[Exercise brief]
Restate all the material verbatim, except for the pictures.

[Information given]
--------------------
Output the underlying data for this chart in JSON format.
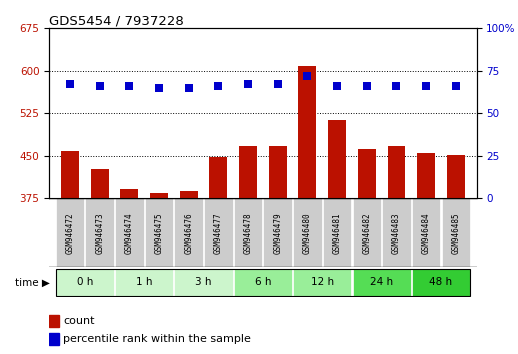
{
  "title": "GDS5454 / 7937228",
  "samples": [
    "GSM946472",
    "GSM946473",
    "GSM946474",
    "GSM946475",
    "GSM946476",
    "GSM946477",
    "GSM946478",
    "GSM946479",
    "GSM946480",
    "GSM946481",
    "GSM946482",
    "GSM946483",
    "GSM946484",
    "GSM946485"
  ],
  "counts": [
    458,
    427,
    392,
    385,
    388,
    447,
    468,
    468,
    608,
    513,
    462,
    468,
    455,
    452
  ],
  "percentile_ranks": [
    67,
    66,
    66,
    65,
    65,
    66,
    67,
    67,
    72,
    66,
    66,
    66,
    66,
    66
  ],
  "time_groups": [
    {
      "label": "0 h",
      "indices": [
        0,
        1
      ]
    },
    {
      "label": "1 h",
      "indices": [
        2,
        3
      ]
    },
    {
      "label": "3 h",
      "indices": [
        4,
        5
      ]
    },
    {
      "label": "6 h",
      "indices": [
        6,
        7
      ]
    },
    {
      "label": "12 h",
      "indices": [
        8,
        9
      ]
    },
    {
      "label": "24 h",
      "indices": [
        10,
        11
      ]
    },
    {
      "label": "48 h",
      "indices": [
        12,
        13
      ]
    }
  ],
  "group_colors": {
    "0 h": "#ccf5cc",
    "1 h": "#ccf5cc",
    "3 h": "#ccf5cc",
    "6 h": "#99ee99",
    "12 h": "#99ee99",
    "24 h": "#55dd55",
    "48 h": "#33cc33"
  },
  "ylim_left": [
    375,
    675
  ],
  "ylim_right": [
    0,
    100
  ],
  "yticks_left": [
    375,
    450,
    525,
    600,
    675
  ],
  "yticks_right": [
    0,
    25,
    50,
    75,
    100
  ],
  "bar_color": "#bb1100",
  "dot_color": "#0000cc",
  "grid_color": "#000000",
  "background_color": "#ffffff",
  "sample_bg_color": "#cccccc",
  "legend_count": "count",
  "legend_pct": "percentile rank within the sample"
}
--------------------
[Response to the task]
Output the underlying data for this chart in JSON format.
{
  "title": "GDS5454 / 7937228",
  "samples": [
    "GSM946472",
    "GSM946473",
    "GSM946474",
    "GSM946475",
    "GSM946476",
    "GSM946477",
    "GSM946478",
    "GSM946479",
    "GSM946480",
    "GSM946481",
    "GSM946482",
    "GSM946483",
    "GSM946484",
    "GSM946485"
  ],
  "counts": [
    458,
    427,
    392,
    385,
    388,
    447,
    468,
    468,
    608,
    513,
    462,
    468,
    455,
    452
  ],
  "percentile_ranks": [
    67,
    66,
    66,
    65,
    65,
    66,
    67,
    67,
    72,
    66,
    66,
    66,
    66,
    66
  ],
  "time_groups": [
    {
      "label": "0 h",
      "indices": [
        0,
        1
      ]
    },
    {
      "label": "1 h",
      "indices": [
        2,
        3
      ]
    },
    {
      "label": "3 h",
      "indices": [
        4,
        5
      ]
    },
    {
      "label": "6 h",
      "indices": [
        6,
        7
      ]
    },
    {
      "label": "12 h",
      "indices": [
        8,
        9
      ]
    },
    {
      "label": "24 h",
      "indices": [
        10,
        11
      ]
    },
    {
      "label": "48 h",
      "indices": [
        12,
        13
      ]
    }
  ],
  "group_colors": {
    "0 h": "#ccf5cc",
    "1 h": "#ccf5cc",
    "3 h": "#ccf5cc",
    "6 h": "#99ee99",
    "12 h": "#99ee99",
    "24 h": "#55dd55",
    "48 h": "#33cc33"
  },
  "ylim_left": [
    375,
    675
  ],
  "ylim_right": [
    0,
    100
  ],
  "yticks_left": [
    375,
    450,
    525,
    600,
    675
  ],
  "yticks_right": [
    0,
    25,
    50,
    75,
    100
  ],
  "bar_color": "#bb1100",
  "dot_color": "#0000cc",
  "grid_color": "#000000",
  "background_color": "#ffffff",
  "sample_bg_color": "#cccccc",
  "legend_count": "count",
  "legend_pct": "percentile rank within the sample"
}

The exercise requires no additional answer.